■ Task details: Single out each line with the word "icon" and copy it.
## BEGIN Data shown
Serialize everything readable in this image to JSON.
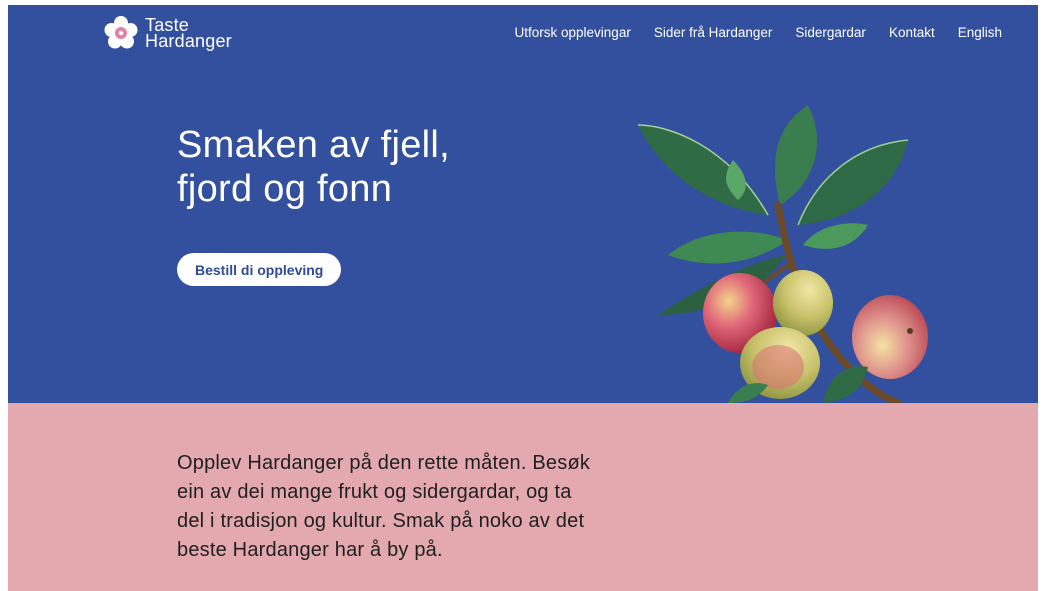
{
  "brand": {
    "name_line1": "Taste",
    "name_line2": "Hardanger",
    "logo_icon": "flower-icon"
  },
  "nav": {
    "items": [
      {
        "label": "Utforsk opplevingar"
      },
      {
        "label": "Sider frå Hardanger"
      },
      {
        "label": "Sidergardar"
      },
      {
        "label": "Kontakt"
      },
      {
        "label": "English"
      }
    ]
  },
  "hero": {
    "headline_line1": "Smaken av fjell,",
    "headline_line2": "fjord og fonn",
    "cta_label": "Bestill di oppleving",
    "illustration": "apple-branch-illustration"
  },
  "intro": {
    "text": "Opplev Hardanger på den rette måten. Besøk ein av dei mange frukt og sidergardar, og ta del i tradisjon og kultur. Smak på noko av det beste Hardanger har å by på."
  },
  "colors": {
    "hero_background": "#33509f",
    "intro_background": "#e3a9ae",
    "cta_text": "#2f4b96"
  }
}
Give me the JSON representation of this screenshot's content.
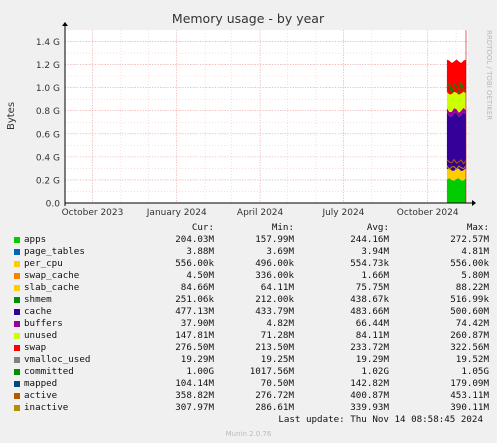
{
  "chart_data": {
    "type": "area",
    "title": "Memory usage - by year",
    "ylabel": "Bytes",
    "watermark": "RRDTOOL / TOBI OETIKER",
    "ylim": [
      0,
      1.5
    ],
    "y_unit": "G",
    "y_ticks": [
      "0.0",
      "0.2 G",
      "0.4 G",
      "0.6 G",
      "0.8 G",
      "1.0 G",
      "1.2 G",
      "1.4 G"
    ],
    "y_tick_values": [
      0,
      0.2,
      0.4,
      0.6,
      0.8,
      1.0,
      1.2,
      1.4
    ],
    "x_ticks": [
      "October 2023",
      "January 2024",
      "April 2024",
      "July 2024",
      "October 2024"
    ],
    "x_tick_dates": [
      "2023-10-01",
      "2024-01-01",
      "2024-04-01",
      "2024-07-01",
      "2024-10-01"
    ],
    "x_range": [
      "2023-09-01",
      "2024-11-14"
    ],
    "data_start": "2024-10-22",
    "series_approx_stack_at_end": [
      {
        "name": "apps",
        "value": 0.204
      },
      {
        "name": "slab_cache",
        "value": 0.085
      },
      {
        "name": "cache",
        "value": 0.477
      },
      {
        "name": "buffers",
        "value": 0.038
      },
      {
        "name": "unused",
        "value": 0.148
      },
      {
        "name": "swap",
        "value": 0.277
      }
    ],
    "lines_approx": [
      {
        "name": "committed",
        "value": 1.0
      },
      {
        "name": "active",
        "value": 0.359
      },
      {
        "name": "inactive",
        "value": 0.308
      }
    ]
  },
  "legend": {
    "headers": {
      "cur": "Cur:",
      "min": "Min:",
      "avg": "Avg:",
      "max": "Max:"
    },
    "rows": [
      {
        "name": "apps",
        "color": "#00cc00",
        "cur": "204.03M",
        "min": "157.99M",
        "avg": "244.16M",
        "max": "272.57M"
      },
      {
        "name": "page_tables",
        "color": "#0066b3",
        "cur": "3.88M",
        "min": "3.69M",
        "avg": "3.94M",
        "max": "4.81M"
      },
      {
        "name": "per_cpu",
        "color": "#ffcc00",
        "cur": "556.00k",
        "min": "496.00k",
        "avg": "554.73k",
        "max": "556.00k"
      },
      {
        "name": "swap_cache",
        "color": "#ff8000",
        "cur": "4.50M",
        "min": "336.00k",
        "avg": "1.66M",
        "max": "5.80M"
      },
      {
        "name": "slab_cache",
        "color": "#ffcc00",
        "cur": "84.66M",
        "min": "64.11M",
        "avg": "75.75M",
        "max": "88.22M"
      },
      {
        "name": "shmem",
        "color": "#008f00",
        "cur": "251.06k",
        "min": "212.00k",
        "avg": "438.67k",
        "max": "516.99k"
      },
      {
        "name": "cache",
        "color": "#330099",
        "cur": "477.13M",
        "min": "433.79M",
        "avg": "483.66M",
        "max": "500.60M"
      },
      {
        "name": "buffers",
        "color": "#990099",
        "cur": "37.90M",
        "min": "4.82M",
        "avg": "66.44M",
        "max": "74.42M"
      },
      {
        "name": "unused",
        "color": "#ccff00",
        "cur": "147.81M",
        "min": "71.28M",
        "avg": "84.11M",
        "max": "260.87M"
      },
      {
        "name": "swap",
        "color": "#ff0000",
        "cur": "276.50M",
        "min": "213.50M",
        "avg": "233.72M",
        "max": "322.56M"
      },
      {
        "name": "vmalloc_used",
        "color": "#808080",
        "cur": "19.29M",
        "min": "19.25M",
        "avg": "19.29M",
        "max": "19.52M"
      },
      {
        "name": "committed",
        "color": "#008f00",
        "cur": "1.00G",
        "min": "1017.56M",
        "avg": "1.02G",
        "max": "1.05G"
      },
      {
        "name": "mapped",
        "color": "#00487d",
        "cur": "104.14M",
        "min": "70.50M",
        "avg": "142.82M",
        "max": "179.09M"
      },
      {
        "name": "active",
        "color": "#b35a00",
        "cur": "358.82M",
        "min": "276.72M",
        "avg": "400.87M",
        "max": "453.11M"
      },
      {
        "name": "inactive",
        "color": "#b38f00",
        "cur": "307.97M",
        "min": "286.61M",
        "avg": "339.93M",
        "max": "390.11M"
      }
    ]
  },
  "footer": {
    "last_update": "Last update: Thu Nov 14 08:58:45 2024",
    "version": "Munin 2.0.76"
  }
}
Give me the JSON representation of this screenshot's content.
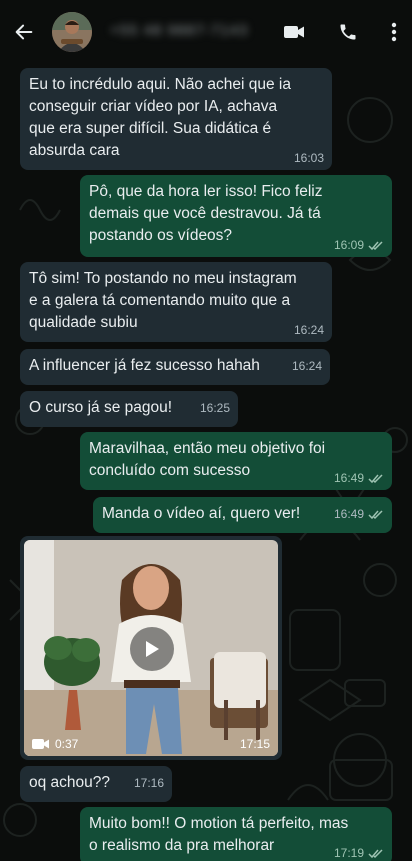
{
  "header": {
    "contact_name": "+55 48 9887-7143",
    "back_icon": "arrow-left-icon",
    "video_call_icon": "video-camera-icon",
    "voice_call_icon": "phone-icon",
    "menu_icon": "kebab-menu-icon"
  },
  "colors": {
    "incoming_bubble": "#202c33",
    "outgoing_bubble": "#134d37",
    "background": "#0b0d0c",
    "read_tick": "#9fc4b3"
  },
  "messages": [
    {
      "direction": "in",
      "text": "Eu to incrédulo aqui. Não achei que ia\nconseguir criar vídeo por IA, achava\nque era super difícil. Sua didática é\nabsurda cara",
      "time": "16:03"
    },
    {
      "direction": "out",
      "text": "Pô, que da hora ler isso! Fico feliz\ndemais que você destravou. Já tá\npostando os vídeos?",
      "time": "16:09"
    },
    {
      "direction": "in",
      "text": "Tô sim! To postando no meu instagram\ne a galera tá comentando muito que a\nqualidade subiu",
      "time": "16:24"
    },
    {
      "direction": "in",
      "text": "A influencer já fez sucesso hahah",
      "time": "16:24"
    },
    {
      "direction": "in",
      "text": "O curso já se pagou!",
      "time": "16:25"
    },
    {
      "direction": "out",
      "text": "Maravilhaa, então meu objetivo foi\nconcluído com sucesso",
      "time": "16:49"
    },
    {
      "direction": "out",
      "text": "Manda o vídeo aí, quero ver!",
      "time": "16:49"
    },
    {
      "direction": "in",
      "type": "video",
      "duration": "0:37",
      "time": "17:15"
    },
    {
      "direction": "in",
      "text": "oq achou??",
      "time": "17:16"
    },
    {
      "direction": "out",
      "text": "Muito bom!! O motion tá perfeito, mas\no realismo da pra melhorar",
      "time": "17:19"
    }
  ]
}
## END Data shown
■ In response:
    "logo_icon": "flower-icon"
    "back_icon": "arrow-left-icon",
    "video_call_icon": "video-camera-icon",
    "voice_call_icon": "phone-icon",
    "menu_icon": "kebab-menu-icon"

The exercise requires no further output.